Retype, exactly and with nothing added, the lines from the one showing "Output the text content of this document." through the final line of the material. Omit pictures.

++++ Supplied information ++++

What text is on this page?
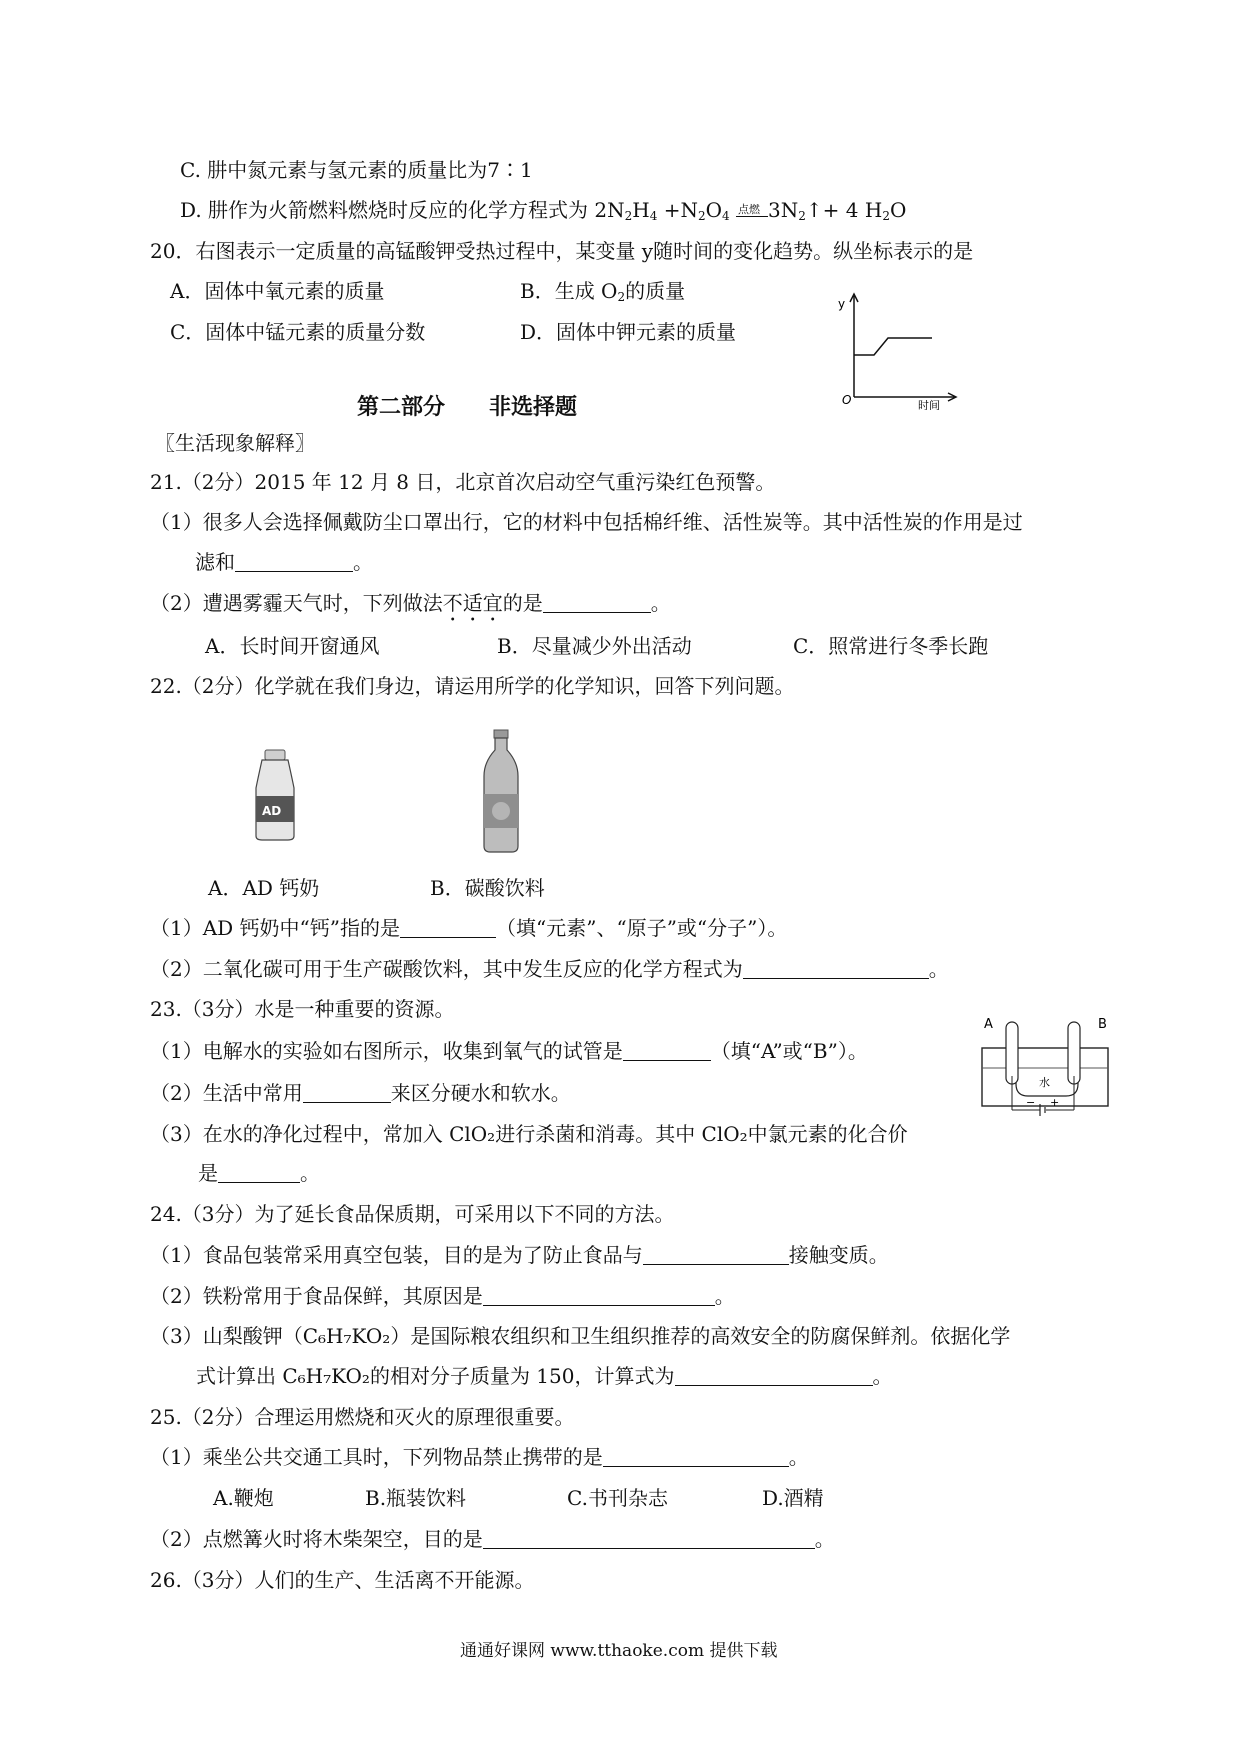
C. 肼中氮元素与氢元素的质量比为7∶1
D. 肼作为火箭燃料燃烧时反应的化学方程式为 $2N_2H_4 +N_2O_4$ 点燃 $3N_2↑+ 4$ $H_2O$
20．右图表示一定质量的高锰酸钾受热过程中，某变量 y随时间的变化趋势。纵坐标表示的是
A．固体中氧元素的质量	B．生成 $O_2$的质量
C．固体中锰元素的质量分数	D．固体中钾元素的质量
y
O	时间
第二部分　　非选择题
〖生活现象解释〗
21.（2分）2015 年 12 月 8 日，北京首次启动空气重污染红色预警。
（1）很多人会选择佩戴防尘口罩出行，它的材料中包括棉纤维、活性炭等。其中活性炭的作用是过
滤和	。
（2）遭遇雾霾天气时，下列做法不适宜的是	。
A．长时间开窗通风	B．尽量减少外出活动	C．照常进行冬季长跑
22.（2分）化学就在我们身边，请运用所学的化学知识，回答下列问题。
AD
A．AD 钙奶	B．碳酸饮料
（1）AD 钙奶中“钙”指的是	（填“元素”、“原子”或“分子”）。
（2）二氧化碳可用于生产碳酸饮料，其中发生反应的化学方程式为	。
23.（3分）水是一种重要的资源。
（1）电解水的实验如右图所示，收集到氧气的试管是	（填“A”或“B”）。
（2）生活中常用	来区分硬水和软水。
（3）在水的净化过程中，常加入 ClO₂进行杀菌和消毒。其中 ClO₂中氯元素的化合价
是	。
A	B
水
− +
24.（3分）为了延长食品保质期，可采用以下不同的方法。
（1）食品包装常采用真空包装，目的是为了防止食品与	接触变质。
（2）铁粉常用于食品保鲜，其原因是	。
（3）山梨酸钾（C₆H₇KO₂）是国际粮农组织和卫生组织推荐的高效安全的防腐保鲜剂。依据化学
式计算出 C₆H₇KO₂的相对分子质量为 150，计算式为	。
25.（2分）合理运用燃烧和灭火的原理很重要。
（1）乘坐公共交通工具时，下列物品禁止携带的是	。
A.鞭炮	B.瓶装饮料	C.书刊杂志	D.酒精
（2）点燃篝火时将木柴架空，目的是	。
26.（3分）人们的生产、生活离不开能源。
通通好课网 www.tthaoke.com 提供下载
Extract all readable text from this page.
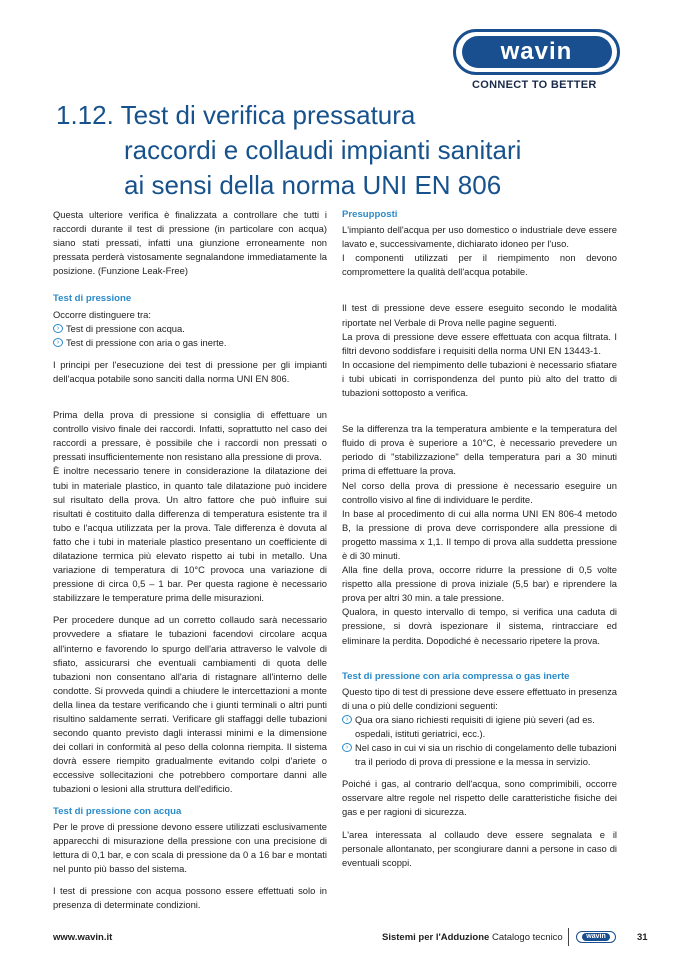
wavin
CONNECT TO BETTER
1.12. Test di verifica pressatura
raccordi e collaudi impianti sanitari
ai sensi della norma UNI EN 806

Questa ulteriore verifica è finalizzata a controllare che tutti i raccordi durante il test di pressione (in particolare con acqua) siano stati pressati, infatti una giunzione erroneamente non pressata perderà vistosamente segnalandone immediatamente la posizione. (Funzione Leak-Free)

Test di pressione

Occorre distinguere tra:

› Test di pressione con acqua.
› Test di pressione con aria o gas inerte.

I principi per l'esecuzione dei test di pressione per gli impianti dell'acqua potabile sono sanciti dalla norma UNI EN 806.

Prima della prova di pressione si consiglia di effettuare un controllo visivo finale dei raccordi. Infatti, soprattutto nel caso dei raccordi a pressare, è possibile che i raccordi non pressati o pressati insufficientemente non resistano alla pressione di prova.

È inoltre necessario tenere in considerazione la dilatazione dei tubi in materiale plastico, in quanto tale dilatazione può incidere sul risultato della prova. Un altro fattore che può influire sui risultati è costituito dalla differenza di temperatura esistente tra il tubo e l'acqua utilizzata per la prova. Tale differenza è dovuta al fatto che i tubi in materiale plastico presentano un coefficiente di dilatazione termica più elevato rispetto ai tubi in metallo. Una variazione di temperatura di 10°C provoca una variazione di pressione di circa 0,5 – 1 bar. Per questa ragione è necessario stabilizzare le temperature prima delle misurazioni.

Per procedere dunque ad un corretto collaudo sarà necessario provvedere a sfiatare le tubazioni facendovi circolare acqua all'interno e favorendo lo spurgo dell'aria attraverso le valvole di sfiato, assicurarsi che eventuali cambiamenti di quota delle tubazioni non consentano all'aria di ristagnare all'interno delle condotte. Si provveda quindi a chiudere le intercettazioni a monte della linea da testare verificando che i giunti terminali o altri punti risultino saldamente serrati. Verificare gli staffaggi delle tubazioni secondo quanto previsto dagli interassi minimi e la dimensione dei collari in conformità al peso della colonna riempita. Il sistema dovrà essere riempito gradualmente evitando colpi d'ariete o eccessive sollecitazioni che potrebbero comportare danni alle tubazioni o lesioni alla struttura dell'edificio.

Test di pressione con acqua

Per le prove di pressione devono essere utilizzati esclusivamente apparecchi di misurazione della pressione con una precisione di lettura di 0,1 bar, e con scala di pressione da 0 a 16 bar e montati nel punto più basso del sistema.

I test di pressione con acqua possono essere effettuati solo in presenza di determinate condizioni.

Presupposti

L'impianto dell'acqua per uso domestico o industriale deve essere lavato e, successivamente, dichiarato idoneo per l'uso.

I componenti utilizzati per il riempimento non devono compromettere la qualità dell'acqua potabile.

Il test di pressione deve essere eseguito secondo le modalità riportate nel Verbale di Prova nelle pagine seguenti.

La prova di pressione deve essere effettuata con acqua filtrata. I filtri devono soddisfare i requisiti della norma UNI EN 13443-1.

In occasione del riempimento delle tubazioni è necessario sfiatare i tubi ubicati in corrispondenza del punto più alto del tratto di tubazioni sottoposto a verifica.

Se la differenza tra la temperatura ambiente e la temperatura del fluido di prova è superiore a 10°C, è necessario prevedere un periodo di "stabilizzazione" della temperatura pari a 30 minuti prima di effettuare la prova.

Nel corso della prova di pressione è necessario eseguire un controllo visivo al fine di individuare le perdite.

In base al procedimento di cui alla norma UNI EN 806-4 metodo B, la pressione di prova deve corrispondere alla pressione di progetto massima x 1,1. Il tempo di prova alla suddetta pressione è di 30 minuti.

Alla fine della prova, occorre ridurre la pressione di 0,5 volte rispetto alla pressione di prova iniziale (5,5 bar) e riprendere la prova per altri 30 min. a tale pressione.

Qualora, in questo intervallo di tempo, si verifica una caduta di pressione, si dovrà ispezionare il sistema, rintracciare ed eliminare la perdita. Dopodiché è necessario ripetere la prova.

Test di pressione con aria compressa o gas inerte

Questo tipo di test di pressione deve essere effettuato in presenza di una o più delle condizioni seguenti:

› Qua ora siano richiesti requisiti di igiene più severi (ad es. ospedali, istituti geriatrici, ecc.).
› Nel caso in cui vi sia un rischio di congelamento delle tubazioni tra il periodo di prova di pressione e la messa in servizio.

Poiché i gas, al contrario dell'acqua, sono comprimibili, occorre osservare altre regole nel rispetto delle caratteristiche fisiche dei gas e per ragioni di sicurezza.

L'area interessata al collaudo deve essere segnalata e il personale allontanato, per scongiurare danni a persone in caso di eventuali scoppi.

www.wavin.it	Sistemi per l'Adduzione Catalogo tecnico	wavin	31
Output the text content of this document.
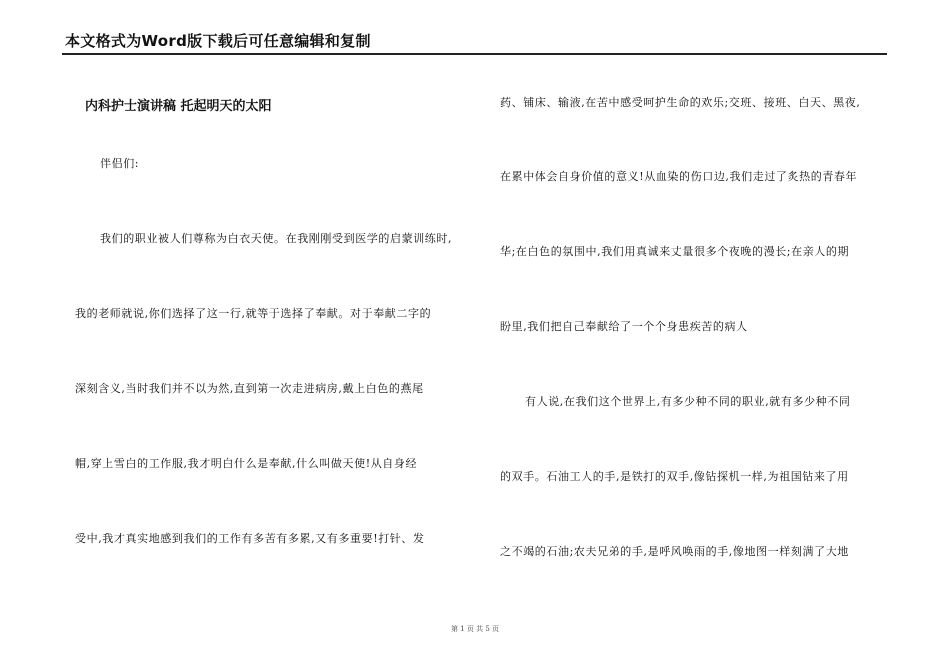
本文格式为Word版下载后可任意编辑和复制
内科护士演讲稿 托起明天的太阳
伴侣们:
我们的职业被人们尊称为白衣天使。在我刚刚受到医学的启蒙训练时,
我的老师就说,你们选择了这一行,就等于选择了奉献。对于奉献二字的
深刻含义,当时我们并不以为然,直到第一次走进病房,戴上白色的燕尾
帽,穿上雪白的工作服,我才明白什么是奉献,什么叫做天使!从自身经
受中,我才真实地感到我们的工作有多苦有多累,又有多重要!打针、发
药、铺床、输液,在苦中感受呵护生命的欢乐;交班、接班、白天、黑夜,
在累中体会自身价值的意义!从血染的伤口边,我们走过了炙热的青春年
华;在白色的氛围中,我们用真诚来丈量很多个夜晚的漫长;在亲人的期
盼里,我们把自己奉献给了一个个身患疾苦的病人
有人说,在我们这个世界上,有多少种不同的职业,就有多少种不同
的双手。石油工人的手,是铁打的双手,像钻探机一样,为祖国钻来了用
之不竭的石油;农夫兄弟的手,是呼风唤雨的手,像地图一样刻满了大地
第 1 页 共 5 页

++++

> [Correct output]:
Output the text content of this document.
本文格式为Word版下载后可任意编辑和复制
内科护士演讲稿 托起明天的太阳
伴侣们:
我们的职业被人们尊称为白衣天使。在我刚刚受到医学的启蒙训练时,
我的老师就说,你们选择了这一行,就等于选择了奉献。对于奉献二字的
深刻含义,当时我们并不以为然,直到第一次走进病房,戴上白色的燕尾
帽,穿上雪白的工作服,我才明白什么是奉献,什么叫做天使!从自身经
受中,我才真实地感到我们的工作有多苦有多累,又有多重要!打针、发
药、铺床、输液,在苦中感受呵护生命的欢乐;交班、接班、白天、黑夜,
在累中体会自身价值的意义!从血染的伤口边,我们走过了炙热的青春年
华;在白色的氛围中,我们用真诚来丈量很多个夜晚的漫长;在亲人的期
盼里,我们把自己奉献给了一个个身患疾苦的病人
有人说,在我们这个世界上,有多少种不同的职业,就有多少种不同
的双手。石油工人的手,是铁打的双手,像钻探机一样,为祖国钻来了用
之不竭的石油;农夫兄弟的手,是呼风唤雨的手,像地图一样刻满了大地
第 1 页 共 5 页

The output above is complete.